WHAT THE EXERCISE ASKS
Find "Serialize everything readable" in the data, then restate the line it sits in and every later line word for word, ending with the last line.

DATASET RECORDS
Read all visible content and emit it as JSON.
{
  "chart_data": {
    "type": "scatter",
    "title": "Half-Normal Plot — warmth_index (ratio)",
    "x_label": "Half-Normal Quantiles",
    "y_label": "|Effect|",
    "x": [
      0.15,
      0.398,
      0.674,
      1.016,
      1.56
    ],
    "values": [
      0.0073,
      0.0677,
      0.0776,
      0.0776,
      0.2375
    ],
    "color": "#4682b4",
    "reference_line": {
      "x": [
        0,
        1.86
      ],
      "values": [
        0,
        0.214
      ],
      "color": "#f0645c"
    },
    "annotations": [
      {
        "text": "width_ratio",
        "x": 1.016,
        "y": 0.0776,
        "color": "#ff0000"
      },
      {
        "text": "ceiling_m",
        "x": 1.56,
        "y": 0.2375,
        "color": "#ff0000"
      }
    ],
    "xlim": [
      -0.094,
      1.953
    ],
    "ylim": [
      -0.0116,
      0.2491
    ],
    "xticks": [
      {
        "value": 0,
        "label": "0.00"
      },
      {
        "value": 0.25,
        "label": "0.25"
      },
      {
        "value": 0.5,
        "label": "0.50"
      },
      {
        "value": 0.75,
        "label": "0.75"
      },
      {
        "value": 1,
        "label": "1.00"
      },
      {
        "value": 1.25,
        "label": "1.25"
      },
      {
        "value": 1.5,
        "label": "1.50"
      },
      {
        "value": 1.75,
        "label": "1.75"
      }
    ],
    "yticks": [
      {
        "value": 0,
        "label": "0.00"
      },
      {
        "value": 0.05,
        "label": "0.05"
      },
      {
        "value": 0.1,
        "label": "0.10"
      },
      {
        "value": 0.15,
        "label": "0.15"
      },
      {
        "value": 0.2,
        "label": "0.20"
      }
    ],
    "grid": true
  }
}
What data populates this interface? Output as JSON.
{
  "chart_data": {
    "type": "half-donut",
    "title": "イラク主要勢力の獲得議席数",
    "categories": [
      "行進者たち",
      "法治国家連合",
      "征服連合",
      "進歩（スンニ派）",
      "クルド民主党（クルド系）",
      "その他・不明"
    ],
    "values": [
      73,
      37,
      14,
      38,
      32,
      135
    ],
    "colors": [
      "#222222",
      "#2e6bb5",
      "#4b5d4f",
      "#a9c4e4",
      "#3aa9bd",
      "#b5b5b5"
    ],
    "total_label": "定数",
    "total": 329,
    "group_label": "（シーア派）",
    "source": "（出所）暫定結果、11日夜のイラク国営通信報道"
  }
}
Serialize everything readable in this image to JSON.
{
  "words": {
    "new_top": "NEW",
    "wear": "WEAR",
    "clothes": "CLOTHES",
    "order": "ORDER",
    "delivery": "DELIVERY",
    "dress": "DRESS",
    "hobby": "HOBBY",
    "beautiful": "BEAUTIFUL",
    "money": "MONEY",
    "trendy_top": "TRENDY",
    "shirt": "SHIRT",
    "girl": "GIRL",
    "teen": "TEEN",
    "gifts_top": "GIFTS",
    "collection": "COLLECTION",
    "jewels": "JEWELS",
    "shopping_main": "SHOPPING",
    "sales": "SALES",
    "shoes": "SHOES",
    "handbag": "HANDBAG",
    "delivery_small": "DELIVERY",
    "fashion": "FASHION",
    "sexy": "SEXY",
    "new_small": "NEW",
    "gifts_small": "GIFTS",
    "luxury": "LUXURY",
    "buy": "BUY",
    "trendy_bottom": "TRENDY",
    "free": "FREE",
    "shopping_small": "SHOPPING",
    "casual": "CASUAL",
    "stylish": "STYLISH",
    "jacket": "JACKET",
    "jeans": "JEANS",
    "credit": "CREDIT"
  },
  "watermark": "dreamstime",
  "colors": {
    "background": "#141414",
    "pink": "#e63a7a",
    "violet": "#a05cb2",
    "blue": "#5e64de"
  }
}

SOLUTION TO THIS TASK
Serialize everything readable in this image to JSON.
{
  "words": {
    "new_top": "NEW",
    "wear": "WEAR",
    "clothes": "CLOTHES",
    "order": "ORDER",
    "delivery": "DELIVERY",
    "dress": "DRESS",
    "hobby": "HOBBY",
    "beautiful": "BEAUTIFUL",
    "money": "MONEY",
    "trendy_top": "TRENDY",
    "shirt": "SHIRT",
    "girl": "GIRL",
    "teen": "TEEN",
    "gifts_top": "GIFTS",
    "collection": "COLLECTION",
    "jewels": "JEWELS",
    "shopping_main": "SHOPPING",
    "sales": "SALES",
    "shoes": "SHOES",
    "handbag": "HANDBAG",
    "delivery_small": "DELIVERY",
    "fashion": "FASHION",
    "sexy": "SEXY",
    "new_small": "NEW",
    "gifts_small": "GIFTS",
    "luxury": "LUXURY",
    "buy": "BUY",
    "trendy_bottom": "TRENDY",
    "free": "FREE",
    "shopping_small": "SHOPPING",
    "casual": "CASUAL",
    "stylish": "STYLISH",
    "jacket": "JACKET",
    "jeans": "JEANS",
    "credit": "CREDIT"
  },
  "watermark": "dreamstime",
  "colors": {
    "background": "#141414",
    "pink": "#e63a7a",
    "violet": "#a05cb2",
    "blue": "#5e64de"
  }
}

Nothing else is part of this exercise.